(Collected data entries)

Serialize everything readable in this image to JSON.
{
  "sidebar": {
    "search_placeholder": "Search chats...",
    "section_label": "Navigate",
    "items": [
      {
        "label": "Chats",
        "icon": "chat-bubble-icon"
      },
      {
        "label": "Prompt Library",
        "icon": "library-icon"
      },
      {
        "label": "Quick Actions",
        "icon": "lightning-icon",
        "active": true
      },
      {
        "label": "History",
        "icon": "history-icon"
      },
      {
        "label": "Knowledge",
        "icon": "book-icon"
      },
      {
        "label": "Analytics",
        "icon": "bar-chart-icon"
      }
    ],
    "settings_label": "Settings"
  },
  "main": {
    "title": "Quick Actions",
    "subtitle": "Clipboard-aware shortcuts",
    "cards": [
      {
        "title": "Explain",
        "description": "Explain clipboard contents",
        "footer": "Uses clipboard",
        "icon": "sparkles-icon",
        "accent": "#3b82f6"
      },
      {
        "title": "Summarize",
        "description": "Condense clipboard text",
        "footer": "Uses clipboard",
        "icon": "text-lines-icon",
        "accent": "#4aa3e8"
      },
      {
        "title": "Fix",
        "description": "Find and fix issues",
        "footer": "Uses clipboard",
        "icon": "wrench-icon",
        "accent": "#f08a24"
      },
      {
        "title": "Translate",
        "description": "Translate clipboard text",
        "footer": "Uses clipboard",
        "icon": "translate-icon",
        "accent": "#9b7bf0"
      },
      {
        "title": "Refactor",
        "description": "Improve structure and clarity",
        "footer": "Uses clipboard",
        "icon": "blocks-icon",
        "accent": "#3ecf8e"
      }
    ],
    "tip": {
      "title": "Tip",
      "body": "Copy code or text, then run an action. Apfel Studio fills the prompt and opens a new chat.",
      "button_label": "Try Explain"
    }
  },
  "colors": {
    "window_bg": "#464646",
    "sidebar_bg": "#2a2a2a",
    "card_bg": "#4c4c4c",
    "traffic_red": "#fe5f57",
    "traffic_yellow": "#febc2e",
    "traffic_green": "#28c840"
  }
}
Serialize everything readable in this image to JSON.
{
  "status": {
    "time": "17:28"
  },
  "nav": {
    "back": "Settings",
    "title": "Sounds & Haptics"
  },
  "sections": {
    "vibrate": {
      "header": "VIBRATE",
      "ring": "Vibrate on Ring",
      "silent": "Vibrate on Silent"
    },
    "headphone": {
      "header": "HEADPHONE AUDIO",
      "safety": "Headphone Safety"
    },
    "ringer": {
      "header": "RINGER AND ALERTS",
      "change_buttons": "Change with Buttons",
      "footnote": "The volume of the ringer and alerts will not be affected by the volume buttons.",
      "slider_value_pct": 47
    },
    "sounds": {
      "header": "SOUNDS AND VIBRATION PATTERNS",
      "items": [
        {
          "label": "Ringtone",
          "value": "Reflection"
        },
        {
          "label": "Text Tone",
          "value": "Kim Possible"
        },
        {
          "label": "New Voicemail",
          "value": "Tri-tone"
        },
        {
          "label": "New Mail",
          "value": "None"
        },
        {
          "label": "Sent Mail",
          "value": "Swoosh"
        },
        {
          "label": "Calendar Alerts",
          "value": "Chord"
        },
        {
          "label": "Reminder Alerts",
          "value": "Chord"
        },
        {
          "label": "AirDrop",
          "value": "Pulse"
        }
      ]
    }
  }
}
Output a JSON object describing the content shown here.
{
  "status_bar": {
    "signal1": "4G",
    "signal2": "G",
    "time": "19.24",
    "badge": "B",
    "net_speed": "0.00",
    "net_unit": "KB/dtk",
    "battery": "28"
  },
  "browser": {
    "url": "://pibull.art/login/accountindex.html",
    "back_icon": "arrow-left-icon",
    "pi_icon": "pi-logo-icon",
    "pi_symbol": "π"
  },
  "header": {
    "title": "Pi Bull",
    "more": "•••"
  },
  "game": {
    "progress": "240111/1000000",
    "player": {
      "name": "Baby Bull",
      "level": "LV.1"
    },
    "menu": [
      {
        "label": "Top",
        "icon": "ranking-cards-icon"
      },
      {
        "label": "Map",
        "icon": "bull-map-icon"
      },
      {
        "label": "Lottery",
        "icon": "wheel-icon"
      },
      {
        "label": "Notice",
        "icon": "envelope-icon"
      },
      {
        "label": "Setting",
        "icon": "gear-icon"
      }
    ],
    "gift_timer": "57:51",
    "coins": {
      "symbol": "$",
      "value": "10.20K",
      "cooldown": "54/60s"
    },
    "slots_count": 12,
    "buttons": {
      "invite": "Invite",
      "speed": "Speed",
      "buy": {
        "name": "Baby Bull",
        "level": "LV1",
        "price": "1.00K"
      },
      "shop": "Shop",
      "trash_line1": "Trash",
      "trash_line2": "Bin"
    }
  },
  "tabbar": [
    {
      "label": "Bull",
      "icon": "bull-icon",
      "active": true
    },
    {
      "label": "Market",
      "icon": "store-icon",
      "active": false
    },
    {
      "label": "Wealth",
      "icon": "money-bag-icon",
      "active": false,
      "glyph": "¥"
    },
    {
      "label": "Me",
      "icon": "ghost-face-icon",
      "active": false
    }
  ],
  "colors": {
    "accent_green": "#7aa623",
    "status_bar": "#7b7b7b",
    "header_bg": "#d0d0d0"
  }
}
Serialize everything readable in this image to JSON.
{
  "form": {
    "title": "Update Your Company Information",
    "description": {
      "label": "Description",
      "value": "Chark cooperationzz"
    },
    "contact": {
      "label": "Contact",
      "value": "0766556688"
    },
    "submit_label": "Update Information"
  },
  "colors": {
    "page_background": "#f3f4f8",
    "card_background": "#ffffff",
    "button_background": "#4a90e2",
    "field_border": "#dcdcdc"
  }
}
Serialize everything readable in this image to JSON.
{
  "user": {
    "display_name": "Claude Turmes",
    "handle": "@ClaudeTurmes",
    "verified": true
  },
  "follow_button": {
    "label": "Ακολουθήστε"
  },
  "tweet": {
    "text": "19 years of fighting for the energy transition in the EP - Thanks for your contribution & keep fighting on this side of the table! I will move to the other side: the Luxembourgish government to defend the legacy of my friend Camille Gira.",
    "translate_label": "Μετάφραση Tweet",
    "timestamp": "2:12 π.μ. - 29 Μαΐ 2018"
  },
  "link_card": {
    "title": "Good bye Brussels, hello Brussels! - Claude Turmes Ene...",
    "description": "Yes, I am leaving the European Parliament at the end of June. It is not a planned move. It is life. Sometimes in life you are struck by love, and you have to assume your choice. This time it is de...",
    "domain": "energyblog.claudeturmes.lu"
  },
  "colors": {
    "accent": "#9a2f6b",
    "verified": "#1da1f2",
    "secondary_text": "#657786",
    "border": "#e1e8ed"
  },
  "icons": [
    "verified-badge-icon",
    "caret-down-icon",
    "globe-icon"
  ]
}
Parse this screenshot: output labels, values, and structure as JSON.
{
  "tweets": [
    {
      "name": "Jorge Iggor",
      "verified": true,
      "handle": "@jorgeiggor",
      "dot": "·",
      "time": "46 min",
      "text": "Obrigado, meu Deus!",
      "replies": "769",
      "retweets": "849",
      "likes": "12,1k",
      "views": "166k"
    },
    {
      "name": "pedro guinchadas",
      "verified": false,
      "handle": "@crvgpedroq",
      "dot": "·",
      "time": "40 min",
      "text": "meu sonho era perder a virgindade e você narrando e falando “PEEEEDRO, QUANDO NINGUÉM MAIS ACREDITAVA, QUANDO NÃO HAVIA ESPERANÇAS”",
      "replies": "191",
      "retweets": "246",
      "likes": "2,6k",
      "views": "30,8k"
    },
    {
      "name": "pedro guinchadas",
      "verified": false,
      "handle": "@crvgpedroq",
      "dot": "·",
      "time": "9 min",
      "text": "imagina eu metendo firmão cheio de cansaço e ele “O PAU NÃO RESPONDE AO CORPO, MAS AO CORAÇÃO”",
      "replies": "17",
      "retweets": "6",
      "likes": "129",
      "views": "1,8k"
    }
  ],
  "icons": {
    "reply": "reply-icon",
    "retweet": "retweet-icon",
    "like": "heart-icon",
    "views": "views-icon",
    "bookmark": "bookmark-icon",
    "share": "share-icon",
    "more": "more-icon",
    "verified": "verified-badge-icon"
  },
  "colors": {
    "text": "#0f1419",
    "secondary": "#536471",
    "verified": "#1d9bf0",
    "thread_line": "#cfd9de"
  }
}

** Do this **
Each line in the data that holds the string "active" should be found and copied.

** Result **
        "active": true
      "active": true
      "active": false
      "active": false,
      "active": false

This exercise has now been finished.